- Instruction -
Return all lines with the word "SOLUTION" in them.

(begin)

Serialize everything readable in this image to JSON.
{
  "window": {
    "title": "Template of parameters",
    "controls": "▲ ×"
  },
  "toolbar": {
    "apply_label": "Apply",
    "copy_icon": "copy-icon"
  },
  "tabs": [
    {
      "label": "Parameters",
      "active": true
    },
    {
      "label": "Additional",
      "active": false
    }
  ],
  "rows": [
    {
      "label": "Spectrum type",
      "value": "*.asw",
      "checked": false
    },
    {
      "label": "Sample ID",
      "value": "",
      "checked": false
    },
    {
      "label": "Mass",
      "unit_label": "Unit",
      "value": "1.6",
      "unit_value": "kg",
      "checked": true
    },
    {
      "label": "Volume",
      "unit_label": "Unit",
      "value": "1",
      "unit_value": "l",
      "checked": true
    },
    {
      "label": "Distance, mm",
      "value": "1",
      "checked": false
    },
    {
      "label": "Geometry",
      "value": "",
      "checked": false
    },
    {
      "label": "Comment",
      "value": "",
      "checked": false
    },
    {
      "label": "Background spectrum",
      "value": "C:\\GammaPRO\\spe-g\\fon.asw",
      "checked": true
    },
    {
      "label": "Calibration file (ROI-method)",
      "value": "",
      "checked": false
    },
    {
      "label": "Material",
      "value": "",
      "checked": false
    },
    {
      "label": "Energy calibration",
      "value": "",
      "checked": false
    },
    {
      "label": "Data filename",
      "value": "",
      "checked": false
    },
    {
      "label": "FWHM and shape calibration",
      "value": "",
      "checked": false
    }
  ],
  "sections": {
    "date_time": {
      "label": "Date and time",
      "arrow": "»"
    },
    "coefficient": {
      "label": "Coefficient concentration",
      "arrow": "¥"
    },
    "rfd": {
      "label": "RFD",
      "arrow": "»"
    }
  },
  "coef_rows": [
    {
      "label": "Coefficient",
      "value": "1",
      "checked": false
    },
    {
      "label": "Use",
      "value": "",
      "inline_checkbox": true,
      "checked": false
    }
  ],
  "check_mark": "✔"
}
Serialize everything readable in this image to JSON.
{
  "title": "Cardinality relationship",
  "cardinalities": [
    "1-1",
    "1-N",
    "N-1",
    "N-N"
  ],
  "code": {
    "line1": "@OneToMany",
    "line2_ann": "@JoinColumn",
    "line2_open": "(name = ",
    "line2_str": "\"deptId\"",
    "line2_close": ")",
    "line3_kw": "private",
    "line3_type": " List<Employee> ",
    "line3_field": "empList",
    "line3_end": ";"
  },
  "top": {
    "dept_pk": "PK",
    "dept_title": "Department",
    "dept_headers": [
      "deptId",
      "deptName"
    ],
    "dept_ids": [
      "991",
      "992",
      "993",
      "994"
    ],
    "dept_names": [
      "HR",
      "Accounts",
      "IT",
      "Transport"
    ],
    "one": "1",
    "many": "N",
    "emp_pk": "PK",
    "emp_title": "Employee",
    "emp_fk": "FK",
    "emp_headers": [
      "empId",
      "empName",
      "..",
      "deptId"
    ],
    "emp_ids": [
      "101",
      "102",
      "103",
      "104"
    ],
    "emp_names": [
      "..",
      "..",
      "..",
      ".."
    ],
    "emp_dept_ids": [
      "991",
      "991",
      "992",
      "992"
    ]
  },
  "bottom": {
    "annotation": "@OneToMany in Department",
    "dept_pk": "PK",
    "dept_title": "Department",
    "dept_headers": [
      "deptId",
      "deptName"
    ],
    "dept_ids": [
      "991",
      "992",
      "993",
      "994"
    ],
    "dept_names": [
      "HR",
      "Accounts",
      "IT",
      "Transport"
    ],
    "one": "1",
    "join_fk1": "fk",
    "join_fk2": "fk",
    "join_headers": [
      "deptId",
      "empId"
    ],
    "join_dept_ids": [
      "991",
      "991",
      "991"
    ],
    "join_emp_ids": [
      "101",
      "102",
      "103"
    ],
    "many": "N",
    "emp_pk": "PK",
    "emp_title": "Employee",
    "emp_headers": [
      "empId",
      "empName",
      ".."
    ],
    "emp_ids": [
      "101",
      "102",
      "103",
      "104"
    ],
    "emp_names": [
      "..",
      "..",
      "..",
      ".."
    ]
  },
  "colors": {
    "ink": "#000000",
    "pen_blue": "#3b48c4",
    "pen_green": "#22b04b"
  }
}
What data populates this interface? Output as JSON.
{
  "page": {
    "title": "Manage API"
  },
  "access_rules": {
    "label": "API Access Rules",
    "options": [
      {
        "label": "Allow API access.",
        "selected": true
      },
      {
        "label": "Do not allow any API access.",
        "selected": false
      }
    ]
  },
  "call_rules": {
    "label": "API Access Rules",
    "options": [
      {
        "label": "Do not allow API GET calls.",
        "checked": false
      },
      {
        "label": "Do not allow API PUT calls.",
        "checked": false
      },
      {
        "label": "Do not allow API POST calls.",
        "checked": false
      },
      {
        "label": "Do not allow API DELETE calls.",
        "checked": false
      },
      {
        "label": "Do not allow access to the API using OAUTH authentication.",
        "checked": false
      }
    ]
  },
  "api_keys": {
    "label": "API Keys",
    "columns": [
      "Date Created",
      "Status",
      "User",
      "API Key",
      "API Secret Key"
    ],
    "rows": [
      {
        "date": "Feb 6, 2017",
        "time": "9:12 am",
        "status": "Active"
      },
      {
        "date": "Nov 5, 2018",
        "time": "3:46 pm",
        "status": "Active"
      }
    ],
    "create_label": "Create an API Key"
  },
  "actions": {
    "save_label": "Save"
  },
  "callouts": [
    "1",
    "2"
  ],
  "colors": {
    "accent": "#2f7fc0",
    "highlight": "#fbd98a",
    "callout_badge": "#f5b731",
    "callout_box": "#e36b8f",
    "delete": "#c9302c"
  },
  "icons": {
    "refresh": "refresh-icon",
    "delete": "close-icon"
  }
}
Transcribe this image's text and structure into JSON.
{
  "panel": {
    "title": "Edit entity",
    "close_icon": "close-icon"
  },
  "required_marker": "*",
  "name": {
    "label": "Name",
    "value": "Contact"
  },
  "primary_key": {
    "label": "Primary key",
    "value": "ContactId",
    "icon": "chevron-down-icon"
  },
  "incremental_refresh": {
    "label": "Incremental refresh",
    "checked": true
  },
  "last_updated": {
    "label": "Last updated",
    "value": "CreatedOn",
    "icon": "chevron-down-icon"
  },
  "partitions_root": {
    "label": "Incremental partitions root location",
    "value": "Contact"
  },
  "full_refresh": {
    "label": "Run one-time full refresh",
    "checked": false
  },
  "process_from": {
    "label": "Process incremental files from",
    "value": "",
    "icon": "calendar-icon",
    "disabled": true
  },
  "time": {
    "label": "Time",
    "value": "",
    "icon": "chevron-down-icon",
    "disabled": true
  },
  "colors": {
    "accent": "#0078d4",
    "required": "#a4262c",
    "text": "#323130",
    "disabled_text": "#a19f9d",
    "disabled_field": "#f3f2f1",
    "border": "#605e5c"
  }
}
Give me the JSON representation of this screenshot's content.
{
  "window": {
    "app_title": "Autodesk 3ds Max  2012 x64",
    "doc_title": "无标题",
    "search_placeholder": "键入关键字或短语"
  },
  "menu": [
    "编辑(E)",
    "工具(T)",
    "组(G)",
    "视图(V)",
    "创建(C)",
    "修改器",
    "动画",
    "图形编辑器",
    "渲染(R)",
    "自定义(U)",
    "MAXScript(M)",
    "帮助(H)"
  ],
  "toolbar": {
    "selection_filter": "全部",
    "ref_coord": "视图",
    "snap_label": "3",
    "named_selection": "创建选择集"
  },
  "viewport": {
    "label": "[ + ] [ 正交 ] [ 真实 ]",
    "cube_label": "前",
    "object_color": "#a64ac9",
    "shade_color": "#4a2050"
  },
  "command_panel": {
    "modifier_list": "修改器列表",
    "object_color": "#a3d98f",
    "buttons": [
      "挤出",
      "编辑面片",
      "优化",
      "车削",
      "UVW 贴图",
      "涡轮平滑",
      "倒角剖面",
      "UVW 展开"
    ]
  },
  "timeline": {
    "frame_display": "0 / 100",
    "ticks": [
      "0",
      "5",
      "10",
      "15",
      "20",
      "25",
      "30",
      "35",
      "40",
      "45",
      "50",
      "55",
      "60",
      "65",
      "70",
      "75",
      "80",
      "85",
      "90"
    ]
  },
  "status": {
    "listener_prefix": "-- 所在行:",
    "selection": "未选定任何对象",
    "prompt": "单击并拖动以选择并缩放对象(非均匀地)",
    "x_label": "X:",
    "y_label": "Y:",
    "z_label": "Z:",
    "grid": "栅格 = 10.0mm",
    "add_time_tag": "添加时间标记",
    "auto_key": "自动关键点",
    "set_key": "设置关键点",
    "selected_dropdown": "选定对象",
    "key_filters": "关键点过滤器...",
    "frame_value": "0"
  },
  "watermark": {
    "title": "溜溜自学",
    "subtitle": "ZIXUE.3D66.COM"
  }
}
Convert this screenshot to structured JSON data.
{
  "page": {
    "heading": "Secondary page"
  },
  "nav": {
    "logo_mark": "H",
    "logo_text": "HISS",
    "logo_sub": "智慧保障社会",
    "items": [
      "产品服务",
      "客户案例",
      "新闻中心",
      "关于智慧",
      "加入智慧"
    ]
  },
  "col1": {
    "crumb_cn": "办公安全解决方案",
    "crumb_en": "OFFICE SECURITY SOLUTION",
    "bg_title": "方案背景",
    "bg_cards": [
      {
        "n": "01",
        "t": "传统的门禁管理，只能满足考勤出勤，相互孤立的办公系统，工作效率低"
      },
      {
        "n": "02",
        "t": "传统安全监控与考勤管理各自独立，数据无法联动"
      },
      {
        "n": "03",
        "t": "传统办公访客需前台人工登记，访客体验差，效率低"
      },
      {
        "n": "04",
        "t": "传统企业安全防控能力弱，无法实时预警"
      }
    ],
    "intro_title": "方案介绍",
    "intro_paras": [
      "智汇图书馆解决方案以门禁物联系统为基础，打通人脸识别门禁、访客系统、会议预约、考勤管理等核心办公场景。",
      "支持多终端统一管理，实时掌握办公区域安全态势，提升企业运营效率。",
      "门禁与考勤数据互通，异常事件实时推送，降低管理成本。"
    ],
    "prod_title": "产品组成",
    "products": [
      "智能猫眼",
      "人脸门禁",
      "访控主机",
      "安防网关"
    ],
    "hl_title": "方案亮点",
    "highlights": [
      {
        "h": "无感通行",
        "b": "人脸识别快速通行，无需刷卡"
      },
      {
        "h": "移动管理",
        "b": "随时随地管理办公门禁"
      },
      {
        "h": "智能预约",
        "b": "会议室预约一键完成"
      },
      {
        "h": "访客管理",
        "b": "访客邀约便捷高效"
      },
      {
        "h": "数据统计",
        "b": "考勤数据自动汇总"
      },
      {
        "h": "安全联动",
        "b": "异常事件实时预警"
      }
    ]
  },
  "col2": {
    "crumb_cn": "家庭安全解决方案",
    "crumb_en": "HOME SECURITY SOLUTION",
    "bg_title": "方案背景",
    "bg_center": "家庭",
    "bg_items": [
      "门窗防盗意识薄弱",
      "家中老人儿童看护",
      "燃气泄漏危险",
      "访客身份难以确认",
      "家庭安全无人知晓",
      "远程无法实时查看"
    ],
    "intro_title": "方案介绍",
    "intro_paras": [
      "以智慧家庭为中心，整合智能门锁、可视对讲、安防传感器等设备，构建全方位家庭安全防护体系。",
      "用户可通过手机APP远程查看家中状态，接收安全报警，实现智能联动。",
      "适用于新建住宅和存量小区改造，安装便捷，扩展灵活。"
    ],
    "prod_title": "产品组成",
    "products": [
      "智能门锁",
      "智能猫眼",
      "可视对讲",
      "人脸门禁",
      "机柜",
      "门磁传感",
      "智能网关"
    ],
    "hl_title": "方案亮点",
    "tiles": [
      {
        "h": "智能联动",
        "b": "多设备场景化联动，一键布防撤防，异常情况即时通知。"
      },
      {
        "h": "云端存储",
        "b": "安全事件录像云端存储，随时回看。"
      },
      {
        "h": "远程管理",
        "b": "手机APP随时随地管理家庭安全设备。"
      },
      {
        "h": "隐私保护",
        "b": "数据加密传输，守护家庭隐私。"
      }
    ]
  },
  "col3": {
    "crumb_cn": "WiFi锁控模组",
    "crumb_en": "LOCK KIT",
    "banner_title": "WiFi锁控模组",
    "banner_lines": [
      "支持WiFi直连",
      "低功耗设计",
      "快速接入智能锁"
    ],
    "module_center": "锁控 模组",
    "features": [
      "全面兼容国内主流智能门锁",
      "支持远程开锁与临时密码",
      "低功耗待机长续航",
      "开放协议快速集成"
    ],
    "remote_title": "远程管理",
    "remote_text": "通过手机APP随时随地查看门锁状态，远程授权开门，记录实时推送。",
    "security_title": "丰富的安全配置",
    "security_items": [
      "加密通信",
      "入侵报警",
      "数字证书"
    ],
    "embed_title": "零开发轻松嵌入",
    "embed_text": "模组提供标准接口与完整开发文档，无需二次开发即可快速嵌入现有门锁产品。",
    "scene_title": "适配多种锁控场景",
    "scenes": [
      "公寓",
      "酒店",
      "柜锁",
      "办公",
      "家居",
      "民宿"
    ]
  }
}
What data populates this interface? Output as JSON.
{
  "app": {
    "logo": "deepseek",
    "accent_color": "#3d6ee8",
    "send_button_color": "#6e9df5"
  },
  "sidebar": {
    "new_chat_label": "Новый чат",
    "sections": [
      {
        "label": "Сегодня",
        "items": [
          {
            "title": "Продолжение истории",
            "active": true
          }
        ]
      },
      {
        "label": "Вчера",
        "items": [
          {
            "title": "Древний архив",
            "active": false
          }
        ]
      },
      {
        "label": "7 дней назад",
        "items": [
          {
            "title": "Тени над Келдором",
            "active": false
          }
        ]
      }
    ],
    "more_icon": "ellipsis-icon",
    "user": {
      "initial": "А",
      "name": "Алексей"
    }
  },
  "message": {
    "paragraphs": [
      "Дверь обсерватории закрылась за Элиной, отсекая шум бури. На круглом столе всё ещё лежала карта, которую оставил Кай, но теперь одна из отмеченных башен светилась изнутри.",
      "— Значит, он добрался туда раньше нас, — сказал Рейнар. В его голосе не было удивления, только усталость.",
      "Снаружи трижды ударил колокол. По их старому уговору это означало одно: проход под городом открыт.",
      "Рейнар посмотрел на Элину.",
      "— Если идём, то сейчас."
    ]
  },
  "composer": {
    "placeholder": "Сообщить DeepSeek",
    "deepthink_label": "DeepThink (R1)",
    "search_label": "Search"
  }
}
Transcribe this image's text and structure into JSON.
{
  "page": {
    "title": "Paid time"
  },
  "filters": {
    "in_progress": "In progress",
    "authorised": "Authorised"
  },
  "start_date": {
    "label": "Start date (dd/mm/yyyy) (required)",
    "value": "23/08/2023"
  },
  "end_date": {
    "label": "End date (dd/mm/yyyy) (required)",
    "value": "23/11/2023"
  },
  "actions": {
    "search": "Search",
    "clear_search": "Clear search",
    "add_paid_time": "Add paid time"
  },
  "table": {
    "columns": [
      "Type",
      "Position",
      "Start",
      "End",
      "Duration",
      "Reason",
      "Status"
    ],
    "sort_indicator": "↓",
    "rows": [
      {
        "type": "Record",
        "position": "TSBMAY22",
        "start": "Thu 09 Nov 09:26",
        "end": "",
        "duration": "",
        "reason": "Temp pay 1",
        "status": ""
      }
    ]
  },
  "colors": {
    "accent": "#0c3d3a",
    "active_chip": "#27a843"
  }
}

(end)

- Response below -
    "crumb_en": "OFFICE SECURITY SOLUTION",
    "crumb_en": "HOME SECURITY SOLUTION",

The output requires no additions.